## YOUR GOAL
Retype each entry below, keeping every character the same.

## DATA PROVIDED

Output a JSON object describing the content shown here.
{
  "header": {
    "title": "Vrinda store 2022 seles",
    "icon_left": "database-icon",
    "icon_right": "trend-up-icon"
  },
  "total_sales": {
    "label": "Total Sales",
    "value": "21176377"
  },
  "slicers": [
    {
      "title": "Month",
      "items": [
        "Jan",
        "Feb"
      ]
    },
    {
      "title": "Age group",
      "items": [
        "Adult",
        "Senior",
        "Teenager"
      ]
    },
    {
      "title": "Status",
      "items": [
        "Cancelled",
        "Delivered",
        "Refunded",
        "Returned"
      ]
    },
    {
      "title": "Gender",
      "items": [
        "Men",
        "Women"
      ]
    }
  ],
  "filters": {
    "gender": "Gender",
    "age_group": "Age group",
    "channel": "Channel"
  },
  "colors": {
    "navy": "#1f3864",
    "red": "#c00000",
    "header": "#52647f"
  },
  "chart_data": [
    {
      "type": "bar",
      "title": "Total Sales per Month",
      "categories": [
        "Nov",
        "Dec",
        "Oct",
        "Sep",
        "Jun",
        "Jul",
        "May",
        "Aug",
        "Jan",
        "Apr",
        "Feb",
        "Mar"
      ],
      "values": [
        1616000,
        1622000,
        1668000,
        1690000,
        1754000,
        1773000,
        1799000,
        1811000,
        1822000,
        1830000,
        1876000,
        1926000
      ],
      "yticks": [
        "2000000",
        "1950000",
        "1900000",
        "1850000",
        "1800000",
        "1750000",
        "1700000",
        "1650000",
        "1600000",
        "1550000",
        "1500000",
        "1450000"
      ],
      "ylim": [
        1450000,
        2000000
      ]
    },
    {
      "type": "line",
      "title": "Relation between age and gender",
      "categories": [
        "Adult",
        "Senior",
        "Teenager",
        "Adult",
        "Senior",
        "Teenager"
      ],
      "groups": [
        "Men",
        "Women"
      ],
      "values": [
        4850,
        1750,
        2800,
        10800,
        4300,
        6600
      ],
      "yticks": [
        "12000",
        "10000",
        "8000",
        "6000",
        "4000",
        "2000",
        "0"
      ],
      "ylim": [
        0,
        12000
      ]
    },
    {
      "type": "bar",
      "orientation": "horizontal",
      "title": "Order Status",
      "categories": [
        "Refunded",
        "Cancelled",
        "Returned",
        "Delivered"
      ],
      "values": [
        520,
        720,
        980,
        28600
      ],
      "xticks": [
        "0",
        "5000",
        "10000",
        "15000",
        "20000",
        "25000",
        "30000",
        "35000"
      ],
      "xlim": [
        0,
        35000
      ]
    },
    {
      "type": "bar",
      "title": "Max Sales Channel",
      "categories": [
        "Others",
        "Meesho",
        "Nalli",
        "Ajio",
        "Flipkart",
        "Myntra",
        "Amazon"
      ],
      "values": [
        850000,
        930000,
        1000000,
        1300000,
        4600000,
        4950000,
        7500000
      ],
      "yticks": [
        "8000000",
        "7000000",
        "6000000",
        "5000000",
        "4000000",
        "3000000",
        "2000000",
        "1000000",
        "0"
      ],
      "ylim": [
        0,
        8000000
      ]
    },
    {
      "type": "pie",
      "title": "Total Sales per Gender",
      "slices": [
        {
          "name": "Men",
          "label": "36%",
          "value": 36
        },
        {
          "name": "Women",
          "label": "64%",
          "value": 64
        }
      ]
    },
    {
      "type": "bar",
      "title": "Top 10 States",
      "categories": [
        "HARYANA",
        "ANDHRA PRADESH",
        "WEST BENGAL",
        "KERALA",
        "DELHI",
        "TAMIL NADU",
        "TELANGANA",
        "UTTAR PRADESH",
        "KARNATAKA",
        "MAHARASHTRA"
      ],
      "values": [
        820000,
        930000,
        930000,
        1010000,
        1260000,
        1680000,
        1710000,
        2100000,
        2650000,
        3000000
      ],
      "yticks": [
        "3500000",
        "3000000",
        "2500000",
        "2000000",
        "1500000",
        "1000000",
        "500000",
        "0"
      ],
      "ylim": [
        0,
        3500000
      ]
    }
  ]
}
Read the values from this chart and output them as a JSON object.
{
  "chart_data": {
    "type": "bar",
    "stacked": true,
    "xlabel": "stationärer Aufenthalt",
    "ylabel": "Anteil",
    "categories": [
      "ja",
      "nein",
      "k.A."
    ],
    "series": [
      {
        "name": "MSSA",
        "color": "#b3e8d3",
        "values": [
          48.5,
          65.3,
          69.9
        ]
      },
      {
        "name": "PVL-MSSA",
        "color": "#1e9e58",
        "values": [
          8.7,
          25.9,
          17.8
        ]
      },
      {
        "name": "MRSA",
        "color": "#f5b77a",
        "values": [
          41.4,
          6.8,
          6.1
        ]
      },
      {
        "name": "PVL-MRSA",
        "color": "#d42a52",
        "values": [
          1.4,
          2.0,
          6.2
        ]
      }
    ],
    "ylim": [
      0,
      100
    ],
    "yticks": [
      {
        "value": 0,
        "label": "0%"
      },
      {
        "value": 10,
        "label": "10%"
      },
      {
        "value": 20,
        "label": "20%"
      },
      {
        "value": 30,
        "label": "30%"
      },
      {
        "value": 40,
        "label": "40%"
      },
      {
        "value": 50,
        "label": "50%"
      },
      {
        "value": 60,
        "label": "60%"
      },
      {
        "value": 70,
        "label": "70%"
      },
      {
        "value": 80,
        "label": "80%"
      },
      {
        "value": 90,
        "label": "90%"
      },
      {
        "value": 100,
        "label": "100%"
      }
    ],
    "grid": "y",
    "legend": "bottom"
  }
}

## EXERCISE OUTPUT
Output a JSON object describing the content shown here.
{
  "header": {
    "title": "Vrinda store 2022 seles",
    "icon_left": "database-icon",
    "icon_right": "trend-up-icon"
  },
  "total_sales": {
    "label": "Total Sales",
    "value": "21176377"
  },
  "slicers": [
    {
      "title": "Month",
      "items": [
        "Jan",
        "Feb"
      ]
    },
    {
      "title": "Age group",
      "items": [
        "Adult",
        "Senior",
        "Teenager"
      ]
    },
    {
      "title": "Status",
      "items": [
        "Cancelled",
        "Delivered",
        "Refunded",
        "Returned"
      ]
    },
    {
      "title": "Gender",
      "items": [
        "Men",
        "Women"
      ]
    }
  ],
  "filters": {
    "gender": "Gender",
    "age_group": "Age group",
    "channel": "Channel"
  },
  "colors": {
    "navy": "#1f3864",
    "red": "#c00000",
    "header": "#52647f"
  },
  "chart_data": [
    {
      "type": "bar",
      "title": "Total Sales per Month",
      "categories": [
        "Nov",
        "Dec",
        "Oct",
        "Sep",
        "Jun",
        "Jul",
        "May",
        "Aug",
        "Jan",
        "Apr",
        "Feb",
        "Mar"
      ],
      "values": [
        1616000,
        1622000,
        1668000,
        1690000,
        1754000,
        1773000,
        1799000,
        1811000,
        1822000,
        1830000,
        1876000,
        1926000
      ],
      "yticks": [
        "2000000",
        "1950000",
        "1900000",
        "1850000",
        "1800000",
        "1750000",
        "1700000",
        "1650000",
        "1600000",
        "1550000",
        "1500000",
        "1450000"
      ],
      "ylim": [
        1450000,
        2000000
      ]
    },
    {
      "type": "line",
      "title": "Relation between age and gender",
      "categories": [
        "Adult",
        "Senior",
        "Teenager",
        "Adult",
        "Senior",
        "Teenager"
      ],
      "groups": [
        "Men",
        "Women"
      ],
      "values": [
        4850,
        1750,
        2800,
        10800,
        4300,
        6600
      ],
      "yticks": [
        "12000",
        "10000",
        "8000",
        "6000",
        "4000",
        "2000",
        "0"
      ],
      "ylim": [
        0,
        12000
      ]
    },
    {
      "type": "bar",
      "orientation": "horizontal",
      "title": "Order Status",
      "categories": [
        "Refunded",
        "Cancelled",
        "Returned",
        "Delivered"
      ],
      "values": [
        520,
        720,
        980,
        28600
      ],
      "xticks": [
        "0",
        "5000",
        "10000",
        "15000",
        "20000",
        "25000",
        "30000",
        "35000"
      ],
      "xlim": [
        0,
        35000
      ]
    },
    {
      "type": "bar",
      "title": "Max Sales Channel",
      "categories": [
        "Others",
        "Meesho",
        "Nalli",
        "Ajio",
        "Flipkart",
        "Myntra",
        "Amazon"
      ],
      "values": [
        850000,
        930000,
        1000000,
        1300000,
        4600000,
        4950000,
        7500000
      ],
      "yticks": [
        "8000000",
        "7000000",
        "6000000",
        "5000000",
        "4000000",
        "3000000",
        "2000000",
        "1000000",
        "0"
      ],
      "ylim": [
        0,
        8000000
      ]
    },
    {
      "type": "pie",
      "title": "Total Sales per Gender",
      "slices": [
        {
          "name": "Men",
          "label": "36%",
          "value": 36
        },
        {
          "name": "Women",
          "label": "64%",
          "value": 64
        }
      ]
    },
    {
      "type": "bar",
      "title": "Top 10 States",
      "categories": [
        "HARYANA",
        "ANDHRA PRADESH",
        "WEST BENGAL",
        "KERALA",
        "DELHI",
        "TAMIL NADU",
        "TELANGANA",
        "UTTAR PRADESH",
        "KARNATAKA",
        "MAHARASHTRA"
      ],
      "values": [
        820000,
        930000,
        930000,
        1010000,
        1260000,
        1680000,
        1710000,
        2100000,
        2650000,
        3000000
      ],
      "yticks": [
        "3500000",
        "3000000",
        "2500000",
        "2000000",
        "1500000",
        "1000000",
        "500000",
        "0"
      ],
      "ylim": [
        0,
        3500000
      ]
    }
  ]
}
Read the values from this chart and output them as a JSON object.
{
  "chart_data": {
    "type": "bar",
    "stacked": true,
    "xlabel": "stationärer Aufenthalt",
    "ylabel": "Anteil",
    "categories": [
      "ja",
      "nein",
      "k.A."
    ],
    "series": [
      {
        "name": "MSSA",
        "color": "#b3e8d3",
        "values": [
          48.5,
          65.3,
          69.9
        ]
      },
      {
        "name": "PVL-MSSA",
        "color": "#1e9e58",
        "values": [
          8.7,
          25.9,
          17.8
        ]
      },
      {
        "name": "MRSA",
        "color": "#f5b77a",
        "values": [
          41.4,
          6.8,
          6.1
        ]
      },
      {
        "name": "PVL-MRSA",
        "color": "#d42a52",
        "values": [
          1.4,
          2.0,
          6.2
        ]
      }
    ],
    "ylim": [
      0,
      100
    ],
    "yticks": [
      {
        "value": 0,
        "label": "0%"
      },
      {
        "value": 10,
        "label": "10%"
      },
      {
        "value": 20,
        "label": "20%"
      },
      {
        "value": 30,
        "label": "30%"
      },
      {
        "value": 40,
        "label": "40%"
      },
      {
        "value": 50,
        "label": "50%"
      },
      {
        "value": 60,
        "label": "60%"
      },
      {
        "value": 70,
        "label": "70%"
      },
      {
        "value": 80,
        "label": "80%"
      },
      {
        "value": 90,
        "label": "90%"
      },
      {
        "value": 100,
        "label": "100%"
      }
    ],
    "grid": "y",
    "legend": "bottom"
  }
}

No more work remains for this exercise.